** Excerpted passage **
ESPN will continue promoting liberal agenda items on Wednesday at their annual ESPY Awards. Every year, they hand out the Arthur Ashe Courage Award to an individual or group whose accomplishments have “transcended” sports. This year’s recipient will be Bruce Jenner, who transcended reality and declared he’s a woman. Oh and he won that decathlon 40 years ago (as a man), so that’s why it’s related to sports.
That joining a fashionable and celebrated minority is more career move than “truth-to-power” moment (Jenner’s getting a reality show and a syndicated column out of his drag act), means little to ESPN, with its history of support for liberal “courage.” Here are four more transparently political Ashe Award picks:
2014 – Michael Sam: immediately before the 2014 NFL draft, Michael Sam, a smallish and slow defensive end from Missouri announced he was gay. In the highly staged, made-for-tears recording of his draft day (he was drafted in the final round by the St. Louis Rams), Sam kissed his boyfriend, something that would be shown repeatedly on ESPN for days afterward. Said Sam during his acceptance speech, “My responsibility at this moment in history is to stand up for everybody out there who wants nothing more than to be themselves openly,” while ESPN noted during a short documentary video, “It’s going to be normal someday.” But not yet. Sam never played a down in the NFL and is currently MIA from a Canadian football team.

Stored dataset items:
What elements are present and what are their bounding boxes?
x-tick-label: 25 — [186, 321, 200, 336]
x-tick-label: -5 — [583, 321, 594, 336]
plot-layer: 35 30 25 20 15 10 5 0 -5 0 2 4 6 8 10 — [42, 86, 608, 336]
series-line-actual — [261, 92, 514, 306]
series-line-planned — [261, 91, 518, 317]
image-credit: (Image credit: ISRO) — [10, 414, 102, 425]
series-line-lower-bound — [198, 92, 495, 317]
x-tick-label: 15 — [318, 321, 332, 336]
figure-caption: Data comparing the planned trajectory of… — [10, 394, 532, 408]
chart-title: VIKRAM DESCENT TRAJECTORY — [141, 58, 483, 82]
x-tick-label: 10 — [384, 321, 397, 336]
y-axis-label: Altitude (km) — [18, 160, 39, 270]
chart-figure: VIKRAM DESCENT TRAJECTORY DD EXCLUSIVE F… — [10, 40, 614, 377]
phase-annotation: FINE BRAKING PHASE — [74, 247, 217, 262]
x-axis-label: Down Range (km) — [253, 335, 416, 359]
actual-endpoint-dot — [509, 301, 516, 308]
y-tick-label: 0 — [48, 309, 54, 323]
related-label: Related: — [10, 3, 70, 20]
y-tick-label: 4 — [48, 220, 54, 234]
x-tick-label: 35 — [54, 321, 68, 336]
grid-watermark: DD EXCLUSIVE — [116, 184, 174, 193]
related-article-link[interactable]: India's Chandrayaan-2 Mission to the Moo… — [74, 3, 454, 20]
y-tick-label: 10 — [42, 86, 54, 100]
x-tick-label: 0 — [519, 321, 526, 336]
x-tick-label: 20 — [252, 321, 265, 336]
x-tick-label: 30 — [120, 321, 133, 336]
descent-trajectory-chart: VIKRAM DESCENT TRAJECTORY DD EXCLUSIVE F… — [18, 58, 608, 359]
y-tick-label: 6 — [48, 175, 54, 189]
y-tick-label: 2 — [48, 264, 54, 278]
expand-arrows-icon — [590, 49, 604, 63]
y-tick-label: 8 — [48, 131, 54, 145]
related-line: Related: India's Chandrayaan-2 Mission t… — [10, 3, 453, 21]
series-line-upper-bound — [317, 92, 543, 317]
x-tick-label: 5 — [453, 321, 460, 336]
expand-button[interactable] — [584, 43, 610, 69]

** Work instruction **
Continue the piece on ESPN's Arthur Ashe Courage Award choices from the point where it stops.

** Answer below **
2008 – Tommie Smith and John Carlos: were honored for giving the black power salute 40 years before at the 1968 Mexico City Olympics, while on the podium receiving medals and representing their country. The description in ESPN’s documentary video, “It’s just amazing how … as soon as you take that stand and identify yourself as being proud of who you are, then you’re condemned.” Anything is appropriate so long as it’s ‘how you identify’ – sound familiar to a more recent battle cry? Don’t forget how much the media loves to analogize the LGBT cause to racial inequality in the 20th century.
1999 – Billie Jean King: King had come out as gay nearly two decades before this, and was an early and vocal LGBT activist, even helping President Obama to push the gay agenda on an international scale. Most recently, King has vocalized her support for Jenner, calling his selection for the award “appropriate.”
2009 – Nelson Mandela: Honored for his role in the integration of South Africa, Mandela’s connection to sports is pretty slight (though played up in a recent film). ESPN didn’t mention Mandela’s association with radical dictators like Fidel Castro, something even MSNBC admitted.